§ Material provided

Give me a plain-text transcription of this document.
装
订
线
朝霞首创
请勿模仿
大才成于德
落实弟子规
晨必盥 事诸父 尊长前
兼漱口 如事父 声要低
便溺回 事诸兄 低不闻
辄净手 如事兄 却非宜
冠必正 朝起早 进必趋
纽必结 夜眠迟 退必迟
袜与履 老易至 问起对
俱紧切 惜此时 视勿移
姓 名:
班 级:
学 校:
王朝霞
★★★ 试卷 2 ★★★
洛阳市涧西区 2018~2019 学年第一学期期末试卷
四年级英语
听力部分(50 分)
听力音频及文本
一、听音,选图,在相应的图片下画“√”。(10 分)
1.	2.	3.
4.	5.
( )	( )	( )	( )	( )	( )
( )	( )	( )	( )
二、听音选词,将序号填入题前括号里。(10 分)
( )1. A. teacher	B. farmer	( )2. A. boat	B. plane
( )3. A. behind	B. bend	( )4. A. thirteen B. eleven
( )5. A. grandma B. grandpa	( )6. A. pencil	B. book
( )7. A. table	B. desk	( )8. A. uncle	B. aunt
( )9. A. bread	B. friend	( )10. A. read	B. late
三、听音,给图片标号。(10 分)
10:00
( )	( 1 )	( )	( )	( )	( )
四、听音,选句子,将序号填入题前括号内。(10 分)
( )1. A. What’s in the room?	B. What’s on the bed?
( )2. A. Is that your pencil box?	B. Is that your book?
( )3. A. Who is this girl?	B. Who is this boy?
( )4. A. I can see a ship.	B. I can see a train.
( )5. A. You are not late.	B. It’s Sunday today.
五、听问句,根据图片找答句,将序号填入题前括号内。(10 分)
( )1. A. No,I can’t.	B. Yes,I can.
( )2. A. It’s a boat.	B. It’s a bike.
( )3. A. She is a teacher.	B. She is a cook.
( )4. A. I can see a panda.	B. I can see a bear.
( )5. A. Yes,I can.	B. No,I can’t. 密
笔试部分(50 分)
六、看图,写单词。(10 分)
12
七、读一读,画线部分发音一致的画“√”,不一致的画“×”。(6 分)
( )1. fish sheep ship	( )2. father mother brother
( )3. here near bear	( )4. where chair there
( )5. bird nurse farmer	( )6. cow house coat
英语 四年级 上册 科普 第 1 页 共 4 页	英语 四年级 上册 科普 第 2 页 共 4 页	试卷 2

§ Exercise details
Print every entry exactly as written.

§ Answer to this task
Give me a plain-text transcription of this document.
装
订
线
朝霞首创
请勿模仿
大才成于德
落实弟子规
晨必盥 事诸父 尊长前
兼漱口 如事父 声要低
便溺回 事诸兄 低不闻
辄净手 如事兄 却非宜
冠必正 朝起早 进必趋
纽必结 夜眠迟 退必迟
袜与履 老易至 问起对
俱紧切 惜此时 视勿移
姓 名:
班 级:
学 校:
王朝霞
★★★ 试卷 2 ★★★
洛阳市涧西区 2018~2019 学年第一学期期末试卷
四年级英语
听力部分(50 分)
听力音频及文本
一、听音,选图,在相应的图片下画“√”。(10 分)
1.	2.	3.
4.	5.
( )	( )	( )	( )	( )	( )
( )	( )	( )	( )
二、听音选词,将序号填入题前括号里。(10 分)
( )1. A. teacher	B. farmer	( )2. A. boat	B. plane
( )3. A. behind	B. bend	( )4. A. thirteen B. eleven
( )5. A. grandma B. grandpa	( )6. A. pencil	B. book
( )7. A. table	B. desk	( )8. A. uncle	B. aunt
( )9. A. bread	B. friend	( )10. A. read	B. late
三、听音,给图片标号。(10 分)
10:00
( )	( 1 )	( )	( )	( )	( )
四、听音,选句子,将序号填入题前括号内。(10 分)
( )1. A. What’s in the room?	B. What’s on the bed?
( )2. A. Is that your pencil box?	B. Is that your book?
( )3. A. Who is this girl?	B. Who is this boy?
( )4. A. I can see a ship.	B. I can see a train.
( )5. A. You are not late.	B. It’s Sunday today.
五、听问句,根据图片找答句,将序号填入题前括号内。(10 分)
( )1. A. No,I can’t.	B. Yes,I can.
( )2. A. It’s a boat.	B. It’s a bike.
( )3. A. She is a teacher.	B. She is a cook.
( )4. A. I can see a panda.	B. I can see a bear.
( )5. A. Yes,I can.	B. No,I can’t. 密
笔试部分(50 分)
六、看图,写单词。(10 分)
12
七、读一读,画线部分发音一致的画“√”,不一致的画“×”。(6 分)
( )1. fish sheep ship	( )2. father mother brother
( )3. here near bear	( )4. where chair there
( )5. bird nurse farmer	( )6. cow house coat
英语 四年级 上册 科普 第 1 页 共 4 页	英语 四年级 上册 科普 第 2 页 共 4 页	试卷 2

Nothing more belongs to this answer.